> Data:
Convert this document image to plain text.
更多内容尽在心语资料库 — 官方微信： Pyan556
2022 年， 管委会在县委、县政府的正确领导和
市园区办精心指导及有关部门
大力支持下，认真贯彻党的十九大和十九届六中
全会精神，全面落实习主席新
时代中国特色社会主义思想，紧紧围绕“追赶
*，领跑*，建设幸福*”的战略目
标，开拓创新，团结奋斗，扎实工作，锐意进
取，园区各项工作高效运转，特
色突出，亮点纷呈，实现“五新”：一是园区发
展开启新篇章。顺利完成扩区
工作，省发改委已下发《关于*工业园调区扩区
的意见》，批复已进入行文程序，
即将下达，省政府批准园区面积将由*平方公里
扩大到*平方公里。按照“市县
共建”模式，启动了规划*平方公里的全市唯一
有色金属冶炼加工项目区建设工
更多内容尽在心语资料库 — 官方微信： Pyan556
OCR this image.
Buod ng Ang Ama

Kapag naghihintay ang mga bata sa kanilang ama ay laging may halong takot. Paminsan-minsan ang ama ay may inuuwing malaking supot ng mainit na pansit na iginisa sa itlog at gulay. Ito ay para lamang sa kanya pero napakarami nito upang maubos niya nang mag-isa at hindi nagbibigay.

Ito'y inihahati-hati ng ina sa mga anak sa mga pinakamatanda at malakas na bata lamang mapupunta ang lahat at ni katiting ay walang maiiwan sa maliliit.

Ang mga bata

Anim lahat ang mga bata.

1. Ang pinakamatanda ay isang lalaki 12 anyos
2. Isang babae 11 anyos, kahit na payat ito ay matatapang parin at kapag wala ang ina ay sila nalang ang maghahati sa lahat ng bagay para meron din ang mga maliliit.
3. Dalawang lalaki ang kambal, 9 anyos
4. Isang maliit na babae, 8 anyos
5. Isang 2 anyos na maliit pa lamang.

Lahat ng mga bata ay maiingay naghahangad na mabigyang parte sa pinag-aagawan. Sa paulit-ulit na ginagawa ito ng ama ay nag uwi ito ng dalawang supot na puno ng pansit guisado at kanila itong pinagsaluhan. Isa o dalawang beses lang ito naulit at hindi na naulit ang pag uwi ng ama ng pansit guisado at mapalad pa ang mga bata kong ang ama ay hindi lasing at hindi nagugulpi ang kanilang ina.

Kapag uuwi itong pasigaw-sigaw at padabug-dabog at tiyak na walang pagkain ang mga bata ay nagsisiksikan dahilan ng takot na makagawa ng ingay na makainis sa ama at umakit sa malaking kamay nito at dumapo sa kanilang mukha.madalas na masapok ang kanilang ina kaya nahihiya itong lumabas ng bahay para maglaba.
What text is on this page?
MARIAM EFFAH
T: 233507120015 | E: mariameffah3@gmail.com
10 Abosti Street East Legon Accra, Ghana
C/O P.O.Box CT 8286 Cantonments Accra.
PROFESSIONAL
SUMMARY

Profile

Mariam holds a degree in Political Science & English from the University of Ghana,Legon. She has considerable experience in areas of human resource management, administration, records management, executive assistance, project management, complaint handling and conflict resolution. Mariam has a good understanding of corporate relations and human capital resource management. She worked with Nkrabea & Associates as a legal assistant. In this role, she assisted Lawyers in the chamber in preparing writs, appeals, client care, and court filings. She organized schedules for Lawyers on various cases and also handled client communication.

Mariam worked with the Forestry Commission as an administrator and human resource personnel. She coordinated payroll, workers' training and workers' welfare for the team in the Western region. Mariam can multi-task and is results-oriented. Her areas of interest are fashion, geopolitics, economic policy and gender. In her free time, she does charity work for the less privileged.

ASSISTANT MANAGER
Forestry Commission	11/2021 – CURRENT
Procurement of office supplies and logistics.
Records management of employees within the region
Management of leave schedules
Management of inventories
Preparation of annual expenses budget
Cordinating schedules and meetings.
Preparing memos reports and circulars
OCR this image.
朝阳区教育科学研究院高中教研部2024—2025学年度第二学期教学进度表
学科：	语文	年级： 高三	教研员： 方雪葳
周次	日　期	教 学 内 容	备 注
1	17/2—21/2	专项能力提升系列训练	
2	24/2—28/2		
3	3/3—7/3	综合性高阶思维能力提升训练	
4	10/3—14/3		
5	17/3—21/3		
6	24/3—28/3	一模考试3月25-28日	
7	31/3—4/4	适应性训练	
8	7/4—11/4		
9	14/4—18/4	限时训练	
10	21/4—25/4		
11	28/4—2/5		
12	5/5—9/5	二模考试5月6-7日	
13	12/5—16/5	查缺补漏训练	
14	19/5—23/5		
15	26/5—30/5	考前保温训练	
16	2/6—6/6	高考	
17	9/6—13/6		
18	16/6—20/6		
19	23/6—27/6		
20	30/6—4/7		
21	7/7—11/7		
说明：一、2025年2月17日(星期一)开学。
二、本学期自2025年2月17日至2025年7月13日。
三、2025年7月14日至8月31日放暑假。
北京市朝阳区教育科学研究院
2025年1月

> Objective: Report the number of lines that include the string "nito"; return nothing but the count.

> Output below: 2